/---
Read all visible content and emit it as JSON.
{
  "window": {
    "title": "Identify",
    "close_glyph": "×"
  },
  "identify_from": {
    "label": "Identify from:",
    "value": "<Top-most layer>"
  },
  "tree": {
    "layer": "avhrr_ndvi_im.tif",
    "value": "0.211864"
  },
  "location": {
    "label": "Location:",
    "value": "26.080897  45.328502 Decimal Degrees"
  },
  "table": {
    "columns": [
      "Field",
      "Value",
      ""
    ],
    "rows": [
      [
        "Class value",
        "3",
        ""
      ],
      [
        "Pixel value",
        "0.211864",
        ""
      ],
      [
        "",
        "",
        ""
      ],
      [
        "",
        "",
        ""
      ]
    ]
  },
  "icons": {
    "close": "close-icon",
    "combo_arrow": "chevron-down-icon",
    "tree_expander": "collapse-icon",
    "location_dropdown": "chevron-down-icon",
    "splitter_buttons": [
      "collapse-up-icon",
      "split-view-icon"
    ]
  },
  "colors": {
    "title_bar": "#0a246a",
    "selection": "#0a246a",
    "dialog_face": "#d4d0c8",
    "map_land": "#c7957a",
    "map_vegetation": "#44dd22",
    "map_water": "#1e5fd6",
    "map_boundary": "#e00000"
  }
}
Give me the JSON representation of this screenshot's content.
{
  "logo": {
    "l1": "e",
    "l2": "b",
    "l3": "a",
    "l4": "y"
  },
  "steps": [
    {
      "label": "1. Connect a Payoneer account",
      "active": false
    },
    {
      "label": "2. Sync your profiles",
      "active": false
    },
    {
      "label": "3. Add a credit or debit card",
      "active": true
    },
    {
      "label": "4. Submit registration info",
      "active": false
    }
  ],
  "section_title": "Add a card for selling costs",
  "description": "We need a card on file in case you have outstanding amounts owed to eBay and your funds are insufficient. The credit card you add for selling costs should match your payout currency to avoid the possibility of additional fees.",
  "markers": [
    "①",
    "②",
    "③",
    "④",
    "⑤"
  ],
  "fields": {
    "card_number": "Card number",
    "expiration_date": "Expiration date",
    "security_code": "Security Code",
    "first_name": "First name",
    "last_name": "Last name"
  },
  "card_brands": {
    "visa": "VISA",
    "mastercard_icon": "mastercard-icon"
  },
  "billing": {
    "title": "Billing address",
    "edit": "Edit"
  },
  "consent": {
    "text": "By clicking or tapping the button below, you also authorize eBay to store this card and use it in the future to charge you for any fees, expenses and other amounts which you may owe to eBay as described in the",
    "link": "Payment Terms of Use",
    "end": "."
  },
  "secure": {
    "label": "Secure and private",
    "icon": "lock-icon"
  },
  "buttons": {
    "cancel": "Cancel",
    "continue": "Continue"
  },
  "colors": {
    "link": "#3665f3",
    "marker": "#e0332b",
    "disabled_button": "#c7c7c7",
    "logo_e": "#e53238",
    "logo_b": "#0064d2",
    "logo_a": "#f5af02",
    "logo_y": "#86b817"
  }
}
\---
From the line holding "Give me the" down to the final line above, quote every line exactly and only those lines.

Give me the JSON representation of this screenshot's content.
{
  "logo": {
    "l1": "e",
    "l2": "b",
    "l3": "a",
    "l4": "y"
  },
  "steps": [
    {
      "label": "1. Connect a Payoneer account",
      "active": false
    },
    {
      "label": "2. Sync your profiles",
      "active": false
    },
    {
      "label": "3. Add a credit or debit card",
      "active": true
    },
    {
      "label": "4. Submit registration info",
      "active": false
    }
  ],
  "section_title": "Add a card for selling costs",
  "description": "We need a card on file in case you have outstanding amounts owed to eBay and your funds are insufficient. The credit card you add for selling costs should match your payout currency to avoid the possibility of additional fees.",
  "markers": [
    "①",
    "②",
    "③",
    "④",
    "⑤"
  ],
  "fields": {
    "card_number": "Card number",
    "expiration_date": "Expiration date",
    "security_code": "Security Code",
    "first_name": "First name",
    "last_name": "Last name"
  },
  "card_brands": {
    "visa": "VISA",
    "mastercard_icon": "mastercard-icon"
  },
  "billing": {
    "title": "Billing address",
    "edit": "Edit"
  },
  "consent": {
    "text": "By clicking or tapping the button below, you also authorize eBay to store this card and use it in the future to charge you for any fees, expenses and other amounts which you may owe to eBay as described in the",
    "link": "Payment Terms of Use",
    "end": "."
  },
  "secure": {
    "label": "Secure and private",
    "icon": "lock-icon"
  },
  "buttons": {
    "cancel": "Cancel",
    "continue": "Continue"
  },
  "colors": {
    "link": "#3665f3",
    "marker": "#e0332b",
    "disabled_button": "#c7c7c7",
    "logo_e": "#e53238",
    "logo_b": "#0064d2",
    "logo_a": "#f5af02",
    "logo_y": "#86b817"
  }
}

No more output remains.